**PROBLEM TO SOLVE:**
Go through the records and copy each line where the word "pueden" occurs.

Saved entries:
-=-=-=-=-
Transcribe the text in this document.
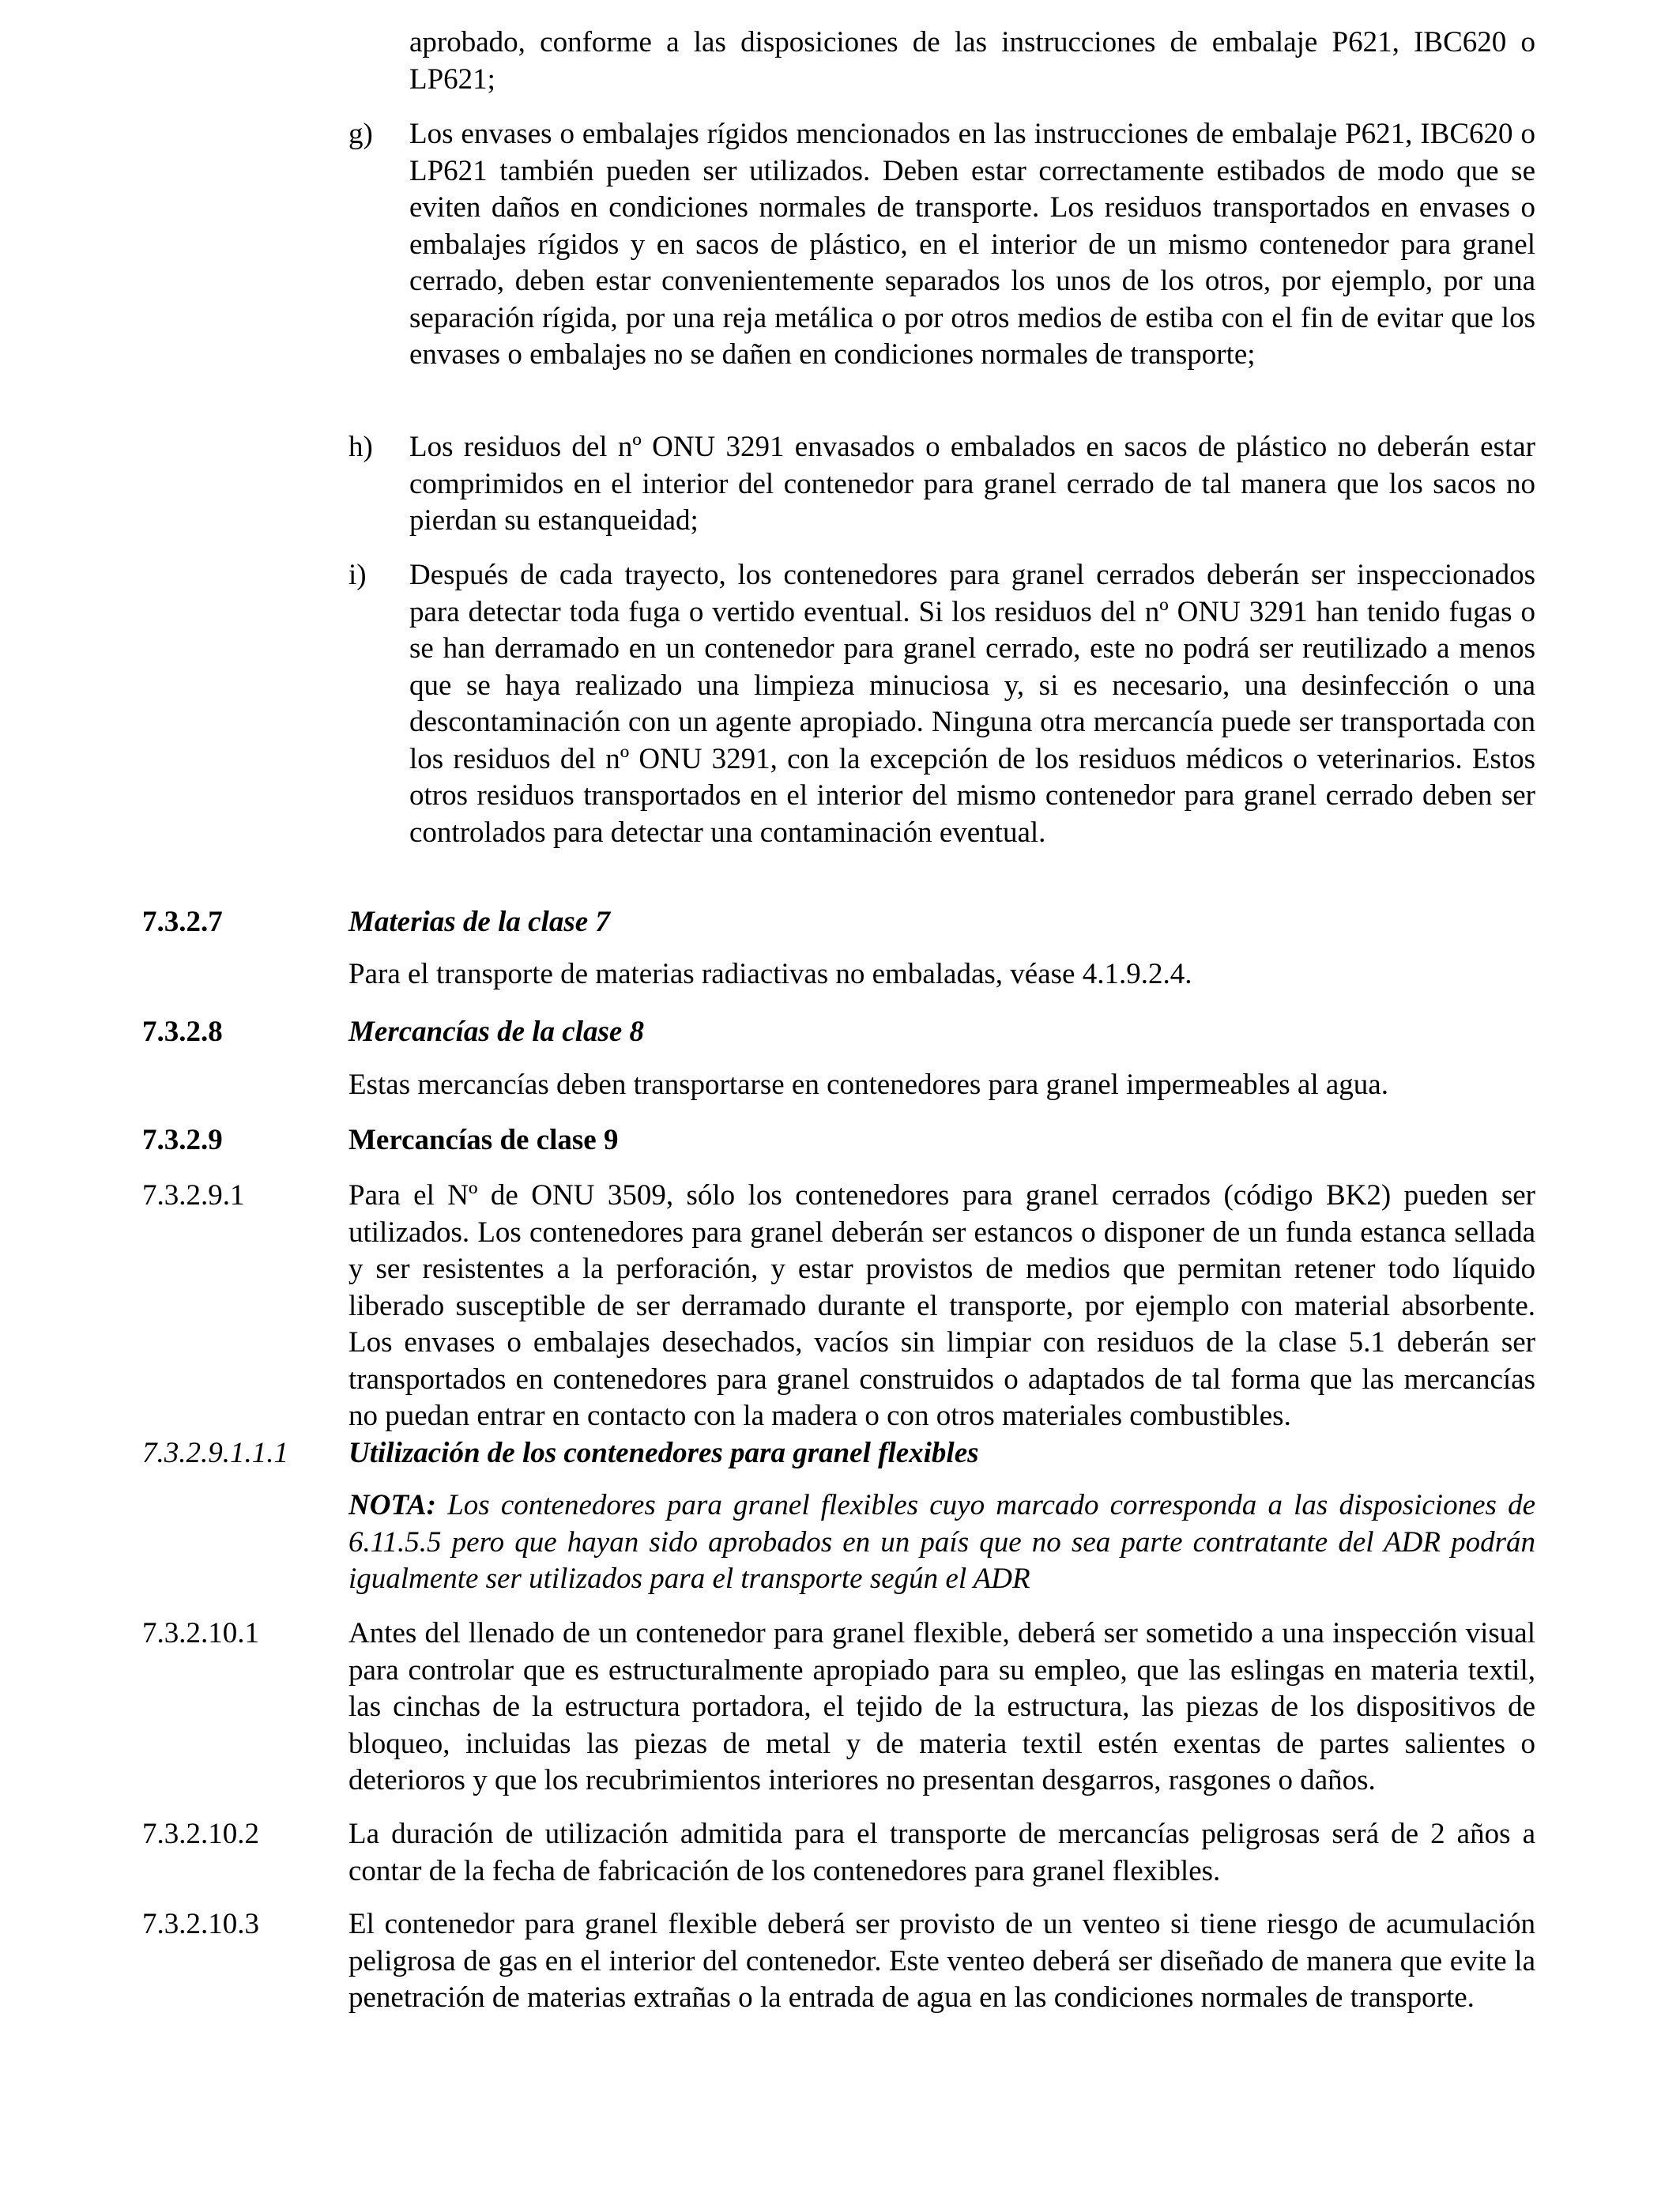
aprobado, conforme a las disposiciones de las instrucciones de embalaje P621, IBC620 o LP621;

g) Los envases o embalajes rígidos mencionados en las instrucciones de embalaje P621, IBC620 o LP621 también pueden ser utilizados. Deben estar correctamente estibados de modo que se eviten daños en condiciones normales de transporte. Los residuos transportados en envases o embalajes rígidos y en sacos de plástico, en el interior de un mismo contenedor para granel cerrado, deben estar convenientemente separados los unos de los otros, por ejemplo, por una separación rígida, por una reja metálica o por otros medios de estiba con el fin de evitar que los envases o embalajes no se dañen en condiciones normales de transporte;

h) Los residuos del nº ONU 3291 envasados o embalados en sacos de plástico no deberán estar comprimidos en el interior del contenedor para granel cerrado de tal manera que los sacos no pierdan su estanqueidad;

i) Después de cada trayecto, los contenedores para granel cerrados deberán ser inspeccionados para detectar toda fuga o vertido eventual. Si los residuos del nº ONU 3291 han tenido fugas o se han derramado en un contenedor para granel cerrado, este no podrá ser reutilizado a menos que se haya realizado una limpieza minuciosa y, si es necesario, una desinfección o una descontaminación con un agente apropiado. Ninguna otra mercancía puede ser transportada con los residuos del nº ONU 3291, con la excepción de los residuos médicos o veterinarios. Estos otros residuos transportados en el interior del mismo contenedor para granel cerrado deben ser controlados para detectar una contaminación eventual.

7.3.2.7	Materias de la clase 7

Para el transporte de materias radiactivas no embaladas, véase 4.1.9.2.4.

7.3.2.8	Mercancías de la clase 8

Estas mercancías deben transportarse en contenedores para granel impermeables al agua.

7.3.2.9	Mercancías de clase 9

7.3.2.9.1	Para el Nº de ONU 3509, sólo los contenedores para granel cerrados (código BK2) pueden ser utilizados. Los contenedores para granel deberán ser estancos o disponer de un funda estanca sellada y ser resistentes a la perforación, y estar provistos de medios que permitan retener todo líquido liberado susceptible de ser derramado durante el transporte, por ejemplo con material absorbente. Los envases o embalajes desechados, vacíos sin limpiar con residuos de la clase 5.1 deberán ser transportados en contenedores para granel construidos o adaptados de tal forma que las mercancías no puedan entrar en contacto con la madera o con otros materiales combustibles.

7.3.2.9.1.1.1	Utilización de los contenedores para granel flexibles

NOTA: Los contenedores para granel flexibles cuyo marcado corresponda a las disposiciones de 6.11.5.5 pero que hayan sido aprobados en un país que no sea parte contratante del ADR podrán igualmente ser utilizados para el transporte según el ADR

7.3.2.10.1	Antes del llenado de un contenedor para granel flexible, deberá ser sometido a una inspección visual para controlar que es estructuralmente apropiado para su empleo, que las eslingas en materia textil, las cinchas de la estructura portadora, el tejido de la estructura, las piezas de los dispositivos de bloqueo, incluidas las piezas de metal y de materia textil estén exentas de partes salientes o deterioros y que los recubrimientos interiores no presentan desgarros, rasgones o daños.

7.3.2.10.2	La duración de utilización admitida para el transporte de mercancías peligrosas será de 2 años a contar de la fecha de fabricación de los contenedores para granel flexibles.

7.3.2.10.3	El contenedor para granel flexible deberá ser provisto de un venteo si tiene riesgo de acumulación peligrosa de gas en el interior del contenedor. Este venteo deberá ser diseñado de manera que evite la penetración de materias extrañas o la entrada de agua en las condiciones normales de transporte.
-=-=-=-=-
**OUTPUT FOR THIS EXERCISE:**
g) Los envases o embalajes rígidos mencionados en las instrucciones de embalaje P621, IBC620 o LP621 también pueden ser utilizados. Deben estar correctamente estibados de modo que se eviten daños en condiciones normales de transporte. Los residuos transportados en envases o embalajes rígidos y en sacos de plástico, en el interior de un mismo contenedor para granel cerrado, deben estar convenientemente separados los unos de los otros, por ejemplo, por una separación rígida, por una reja metálica o por otros medios de estiba con el fin de evitar que los envases o embalajes no se dañen en condiciones normales de transporte;
7.3.2.9.1	Para el Nº de ONU 3509, sólo los contenedores para granel cerrados (código BK2) pueden ser utilizados. Los contenedores para granel deberán ser estancos o disponer de un funda estanca sellada y ser resistentes a la perforación, y estar provistos de medios que permitan retener todo líquido liberado susceptible de ser derramado durante el transporte, por ejemplo con material absorbente. Los envases o embalajes desechados, vacíos sin limpiar con residuos de la clase 5.1 deberán ser transportados en contenedores para granel construidos o adaptados de tal forma que las mercancías no puedan entrar en contacto con la madera o con otros materiales combustibles.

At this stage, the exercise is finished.